Verilen metin.
────────
20 Şubat 2013 Çarşamba

NE FİLMLER NE MÜZİKLER 1 YAŞINDA!

BENİM SEVGİLİ 10'UM


Merhaba!
Tweetlerimde “ne filmlerde ne müzikler vardı” diyerek paylaştığım film müzikleri ve şarkılarının aşırıya kaçacağını fark etmemle aklıma düşen twitter sayfası ve ardından blog fikrinin birinci yılı!
Ne Filmler Ne Müzikler’in birinci yılını geçtiğimiz yıl boyunca paylaştığım şarkılardan en sevdiğim 10’unu paylaşarak kutlamak istedim.
Bir yıl boyunca yüzlerce film ve yüzlerce şarkıyı geride bıraktık. İçlerinden seçim yapıp ona indirmek kolay olmadı.
Seçtiklerimin paylaştığım film sahneleri veya şarkıların en iyileri değil, şahsi olarak en sevdiklerim, şahsi olarak en çok etkilediklerimden oluştuğunu ve sıralama yapmadığımı belirtmek isterim.
İyi eğlenceler!


1. Johnny B. Goode – Mark Campbell – Back To The Future (Geleceğe Dönüş) (1985)


“Şarkılı sahneler arasında en sevdiğiniz hangisidir” türü bir anket yapılsa ilk sırayı alacağını düşündüğüm Johnny B. Goode gönlümde apayrı bir yere sahip. Sıralama yok demiştim ama, Marty McFly’ın hayallerini gerçekleştirme fırsatı bulup tutkuyla çalıp söylediği sahne favorim.


2. Day-O (The Banana Boat Song) – Harry Belafonte – Beetle Juice (Beter Böcek) (1988)
────────
Kayıtlı veriler.
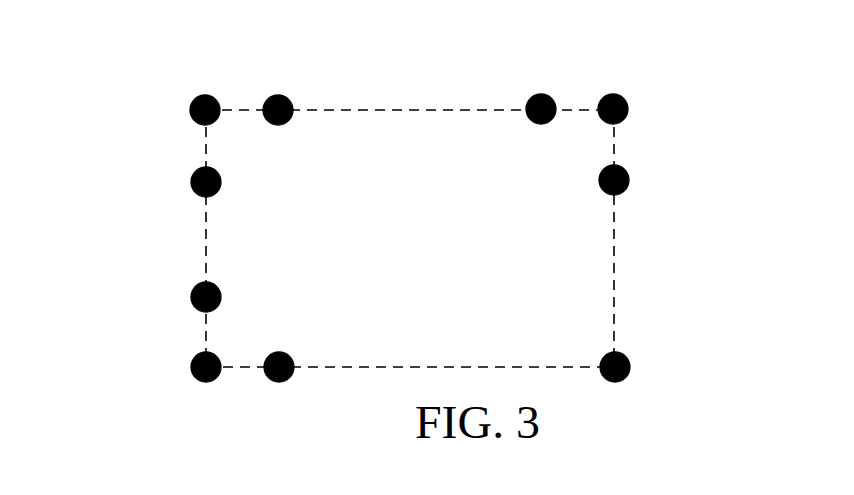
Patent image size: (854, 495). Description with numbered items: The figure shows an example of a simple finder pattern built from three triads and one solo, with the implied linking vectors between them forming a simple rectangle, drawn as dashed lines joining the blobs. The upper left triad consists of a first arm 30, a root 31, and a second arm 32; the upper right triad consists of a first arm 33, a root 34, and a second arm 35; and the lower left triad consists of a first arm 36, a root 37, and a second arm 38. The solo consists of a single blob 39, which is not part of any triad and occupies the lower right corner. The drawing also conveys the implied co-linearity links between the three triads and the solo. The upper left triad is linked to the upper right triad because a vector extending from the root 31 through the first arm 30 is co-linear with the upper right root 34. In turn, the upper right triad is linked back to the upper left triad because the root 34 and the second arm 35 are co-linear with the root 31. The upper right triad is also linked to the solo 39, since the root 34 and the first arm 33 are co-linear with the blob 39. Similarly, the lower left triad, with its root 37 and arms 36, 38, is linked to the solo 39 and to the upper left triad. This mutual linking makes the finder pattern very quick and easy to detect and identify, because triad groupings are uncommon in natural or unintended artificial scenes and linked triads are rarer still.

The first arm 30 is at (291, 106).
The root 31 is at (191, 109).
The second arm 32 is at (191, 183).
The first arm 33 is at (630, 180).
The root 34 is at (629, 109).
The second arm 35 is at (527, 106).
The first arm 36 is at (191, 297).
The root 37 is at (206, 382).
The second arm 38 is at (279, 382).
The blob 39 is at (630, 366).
────────
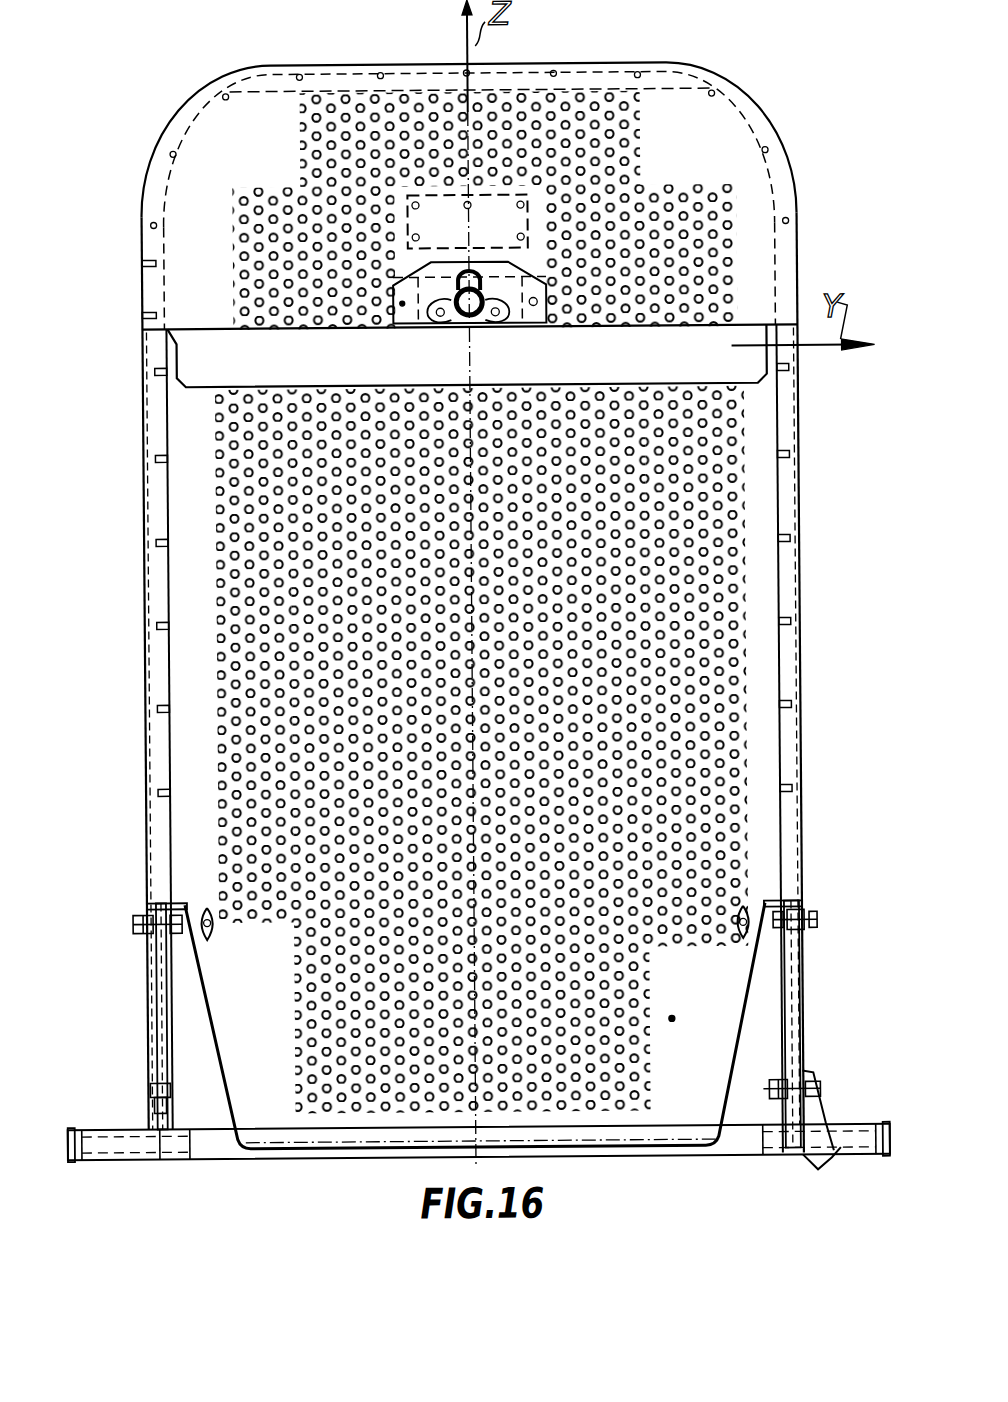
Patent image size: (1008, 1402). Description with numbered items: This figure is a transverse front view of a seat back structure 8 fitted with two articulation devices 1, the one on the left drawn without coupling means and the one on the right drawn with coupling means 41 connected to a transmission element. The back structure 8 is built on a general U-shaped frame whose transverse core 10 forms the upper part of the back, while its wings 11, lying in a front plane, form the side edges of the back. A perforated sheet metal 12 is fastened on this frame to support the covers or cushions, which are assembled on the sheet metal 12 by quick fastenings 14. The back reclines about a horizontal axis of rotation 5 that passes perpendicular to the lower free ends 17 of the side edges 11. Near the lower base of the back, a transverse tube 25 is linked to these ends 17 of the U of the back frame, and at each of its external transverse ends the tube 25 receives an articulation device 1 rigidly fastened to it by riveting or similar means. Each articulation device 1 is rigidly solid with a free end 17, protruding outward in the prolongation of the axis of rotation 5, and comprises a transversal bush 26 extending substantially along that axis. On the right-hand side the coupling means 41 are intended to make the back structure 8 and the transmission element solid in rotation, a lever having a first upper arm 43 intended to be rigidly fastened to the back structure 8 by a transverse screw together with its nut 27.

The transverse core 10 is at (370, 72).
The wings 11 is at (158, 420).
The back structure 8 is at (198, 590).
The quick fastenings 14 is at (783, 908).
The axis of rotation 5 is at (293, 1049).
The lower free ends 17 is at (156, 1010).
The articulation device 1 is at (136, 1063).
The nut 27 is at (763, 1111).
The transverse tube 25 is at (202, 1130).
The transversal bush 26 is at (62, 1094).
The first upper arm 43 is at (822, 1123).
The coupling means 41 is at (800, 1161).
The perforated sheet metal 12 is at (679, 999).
────────
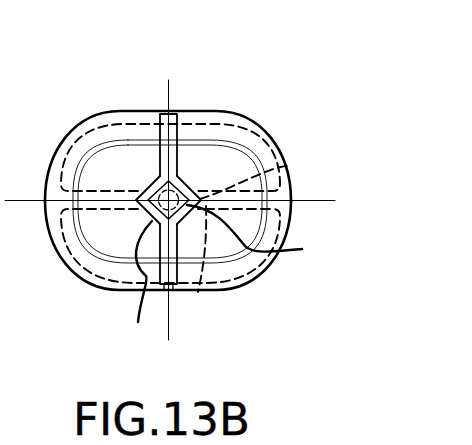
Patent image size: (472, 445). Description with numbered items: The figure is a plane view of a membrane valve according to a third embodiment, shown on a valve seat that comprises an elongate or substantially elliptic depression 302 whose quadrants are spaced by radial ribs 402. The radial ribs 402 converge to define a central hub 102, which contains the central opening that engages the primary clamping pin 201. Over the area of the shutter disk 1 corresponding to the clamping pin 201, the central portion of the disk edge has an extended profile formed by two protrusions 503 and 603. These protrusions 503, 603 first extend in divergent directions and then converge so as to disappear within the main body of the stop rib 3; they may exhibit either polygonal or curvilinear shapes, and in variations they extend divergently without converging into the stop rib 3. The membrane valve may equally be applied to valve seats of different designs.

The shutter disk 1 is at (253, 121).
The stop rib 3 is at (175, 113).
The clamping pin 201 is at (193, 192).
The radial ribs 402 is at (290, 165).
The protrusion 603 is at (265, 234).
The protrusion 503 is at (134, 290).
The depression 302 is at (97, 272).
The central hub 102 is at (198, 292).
────────
Film müzikleri üzerine blog yazısında "BENİM SEVGİLİ 10'UM" ifadesiyle başlayıp "İyi eğlenceler!" ifadesine kadar, bu ifade de dahil olmak üzere devam eden bölümü hiçbir değişiklik yapmadan geri verin.

Görevin çözümü.
BENİM SEVGİLİ 10'UM


Merhaba!
Tweetlerimde “ne filmlerde ne müzikler vardı” diyerek paylaştığım film müzikleri ve şarkılarının aşırıya kaçacağını fark etmemle aklıma düşen twitter sayfası ve ardından blog fikrinin birinci yılı!
Ne Filmler Ne Müzikler’in birinci yılını geçtiğimiz yıl boyunca paylaştığım şarkılardan en sevdiğim 10’unu paylaşarak kutlamak istedim.
Bir yıl boyunca yüzlerce film ve yüzlerce şarkıyı geride bıraktık. İçlerinden seçim yapıp ona indirmek kolay olmadı.
Seçtiklerimin paylaştığım film sahneleri veya şarkıların en iyileri değil, şahsi olarak en sevdiklerim, şahsi olarak en çok etkilediklerimden oluştuğunu ve sıralama yapmadığımı belirtmek isterim.
İyi eğlenceler!